In the entries that follow, find the word "обеспечение" and report each line it is on.

+ + + + +

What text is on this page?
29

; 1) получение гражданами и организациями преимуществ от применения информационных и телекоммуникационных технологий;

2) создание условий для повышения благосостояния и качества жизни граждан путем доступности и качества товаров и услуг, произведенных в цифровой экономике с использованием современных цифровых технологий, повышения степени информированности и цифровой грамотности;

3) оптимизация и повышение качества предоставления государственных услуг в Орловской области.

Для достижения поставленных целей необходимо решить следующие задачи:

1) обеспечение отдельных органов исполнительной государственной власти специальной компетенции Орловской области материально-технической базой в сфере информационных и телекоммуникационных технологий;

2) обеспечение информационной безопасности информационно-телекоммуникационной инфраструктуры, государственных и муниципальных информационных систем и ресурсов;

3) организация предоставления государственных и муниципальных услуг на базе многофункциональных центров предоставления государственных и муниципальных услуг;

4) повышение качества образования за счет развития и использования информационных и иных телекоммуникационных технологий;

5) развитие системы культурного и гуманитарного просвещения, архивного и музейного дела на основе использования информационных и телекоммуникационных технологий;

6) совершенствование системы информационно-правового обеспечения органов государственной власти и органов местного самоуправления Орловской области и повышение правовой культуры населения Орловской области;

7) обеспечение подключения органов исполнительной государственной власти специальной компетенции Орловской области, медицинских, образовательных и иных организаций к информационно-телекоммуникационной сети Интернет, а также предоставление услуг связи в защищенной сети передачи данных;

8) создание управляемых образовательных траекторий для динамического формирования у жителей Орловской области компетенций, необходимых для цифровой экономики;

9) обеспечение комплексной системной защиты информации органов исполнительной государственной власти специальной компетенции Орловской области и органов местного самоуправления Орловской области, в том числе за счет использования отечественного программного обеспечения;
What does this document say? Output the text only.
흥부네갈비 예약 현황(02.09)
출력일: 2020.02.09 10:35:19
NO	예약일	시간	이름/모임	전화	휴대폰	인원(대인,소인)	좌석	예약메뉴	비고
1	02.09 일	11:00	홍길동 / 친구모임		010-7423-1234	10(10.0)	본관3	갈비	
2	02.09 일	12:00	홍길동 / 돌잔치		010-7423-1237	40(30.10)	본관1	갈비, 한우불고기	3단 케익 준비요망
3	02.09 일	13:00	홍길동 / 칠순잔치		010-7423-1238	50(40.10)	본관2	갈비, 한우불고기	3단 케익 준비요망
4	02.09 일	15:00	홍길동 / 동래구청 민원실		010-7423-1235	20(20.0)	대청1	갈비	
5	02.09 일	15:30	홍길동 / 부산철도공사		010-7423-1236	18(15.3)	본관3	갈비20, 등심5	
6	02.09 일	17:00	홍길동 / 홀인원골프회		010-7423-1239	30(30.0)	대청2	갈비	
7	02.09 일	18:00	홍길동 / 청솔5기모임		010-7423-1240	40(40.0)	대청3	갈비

+ + + + +

**Solution for this problem**
1) обеспечение отдельных органов исполнительной государственной власти специальной компетенции Орловской области материально-технической базой в сфере информационных и телекоммуникационных технологий;
2) обеспечение информационной безопасности информационно-телекоммуникационной инфраструктуры, государственных и муниципальных информационных систем и ресурсов;
7) обеспечение подключения органов исполнительной государственной власти специальной компетенции Орловской области, медицинских, образовательных и иных организаций к информационно-телекоммуникационной сети Интернет, а также предоставление услуг связи в защищенной сети передачи данных;
9) обеспечение комплексной системной защиты информации органов исполнительной государственной власти специальной компетенции Орловской области и органов местного самоуправления Орловской области, в том числе за счет использования отечественного программного обеспечения;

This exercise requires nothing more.